● **Materials provided**
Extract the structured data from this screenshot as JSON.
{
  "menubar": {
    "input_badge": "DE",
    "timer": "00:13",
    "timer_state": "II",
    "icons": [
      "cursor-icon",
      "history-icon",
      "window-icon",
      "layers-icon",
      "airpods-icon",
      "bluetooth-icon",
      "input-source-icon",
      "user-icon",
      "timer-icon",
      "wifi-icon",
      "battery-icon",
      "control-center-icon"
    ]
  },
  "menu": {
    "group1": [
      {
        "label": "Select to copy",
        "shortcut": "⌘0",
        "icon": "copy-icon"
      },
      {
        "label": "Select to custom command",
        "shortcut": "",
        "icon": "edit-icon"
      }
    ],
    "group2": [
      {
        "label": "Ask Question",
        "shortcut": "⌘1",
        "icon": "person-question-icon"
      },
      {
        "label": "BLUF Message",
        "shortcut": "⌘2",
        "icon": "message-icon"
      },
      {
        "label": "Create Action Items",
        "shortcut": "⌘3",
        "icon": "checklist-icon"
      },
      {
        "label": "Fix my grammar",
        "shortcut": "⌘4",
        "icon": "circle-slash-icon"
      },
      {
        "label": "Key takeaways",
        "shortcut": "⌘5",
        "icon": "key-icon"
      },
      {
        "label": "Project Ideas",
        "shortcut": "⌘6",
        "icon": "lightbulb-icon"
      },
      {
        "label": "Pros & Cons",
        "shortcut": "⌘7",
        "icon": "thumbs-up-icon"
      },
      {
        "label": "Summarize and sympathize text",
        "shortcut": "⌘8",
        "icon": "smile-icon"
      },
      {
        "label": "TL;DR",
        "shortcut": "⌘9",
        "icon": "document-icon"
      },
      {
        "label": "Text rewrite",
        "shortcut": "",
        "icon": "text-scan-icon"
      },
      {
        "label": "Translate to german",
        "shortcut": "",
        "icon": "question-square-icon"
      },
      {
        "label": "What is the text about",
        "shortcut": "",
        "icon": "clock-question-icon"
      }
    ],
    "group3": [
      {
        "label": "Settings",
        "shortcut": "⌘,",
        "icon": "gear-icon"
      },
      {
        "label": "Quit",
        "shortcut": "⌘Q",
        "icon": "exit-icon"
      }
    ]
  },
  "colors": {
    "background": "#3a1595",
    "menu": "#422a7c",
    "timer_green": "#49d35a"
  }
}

● **Exercise task**
All of the material above needs to be copied exactly.

● **Written answer**
Extract the structured data from this screenshot as JSON.
{
  "menubar": {
    "input_badge": "DE",
    "timer": "00:13",
    "timer_state": "II",
    "icons": [
      "cursor-icon",
      "history-icon",
      "window-icon",
      "layers-icon",
      "airpods-icon",
      "bluetooth-icon",
      "input-source-icon",
      "user-icon",
      "timer-icon",
      "wifi-icon",
      "battery-icon",
      "control-center-icon"
    ]
  },
  "menu": {
    "group1": [
      {
        "label": "Select to copy",
        "shortcut": "⌘0",
        "icon": "copy-icon"
      },
      {
        "label": "Select to custom command",
        "shortcut": "",
        "icon": "edit-icon"
      }
    ],
    "group2": [
      {
        "label": "Ask Question",
        "shortcut": "⌘1",
        "icon": "person-question-icon"
      },
      {
        "label": "BLUF Message",
        "shortcut": "⌘2",
        "icon": "message-icon"
      },
      {
        "label": "Create Action Items",
        "shortcut": "⌘3",
        "icon": "checklist-icon"
      },
      {
        "label": "Fix my grammar",
        "shortcut": "⌘4",
        "icon": "circle-slash-icon"
      },
      {
        "label": "Key takeaways",
        "shortcut": "⌘5",
        "icon": "key-icon"
      },
      {
        "label": "Project Ideas",
        "shortcut": "⌘6",
        "icon": "lightbulb-icon"
      },
      {
        "label": "Pros & Cons",
        "shortcut": "⌘7",
        "icon": "thumbs-up-icon"
      },
      {
        "label": "Summarize and sympathize text",
        "shortcut": "⌘8",
        "icon": "smile-icon"
      },
      {
        "label": "TL;DR",
        "shortcut": "⌘9",
        "icon": "document-icon"
      },
      {
        "label": "Text rewrite",
        "shortcut": "",
        "icon": "text-scan-icon"
      },
      {
        "label": "Translate to german",
        "shortcut": "",
        "icon": "question-square-icon"
      },
      {
        "label": "What is the text about",
        "shortcut": "",
        "icon": "clock-question-icon"
      }
    ],
    "group3": [
      {
        "label": "Settings",
        "shortcut": "⌘,",
        "icon": "gear-icon"
      },
      {
        "label": "Quit",
        "shortcut": "⌘Q",
        "icon": "exit-icon"
      }
    ]
  },
  "colors": {
    "background": "#3a1595",
    "menu": "#422a7c",
    "timer_green": "#49d35a"
  }
}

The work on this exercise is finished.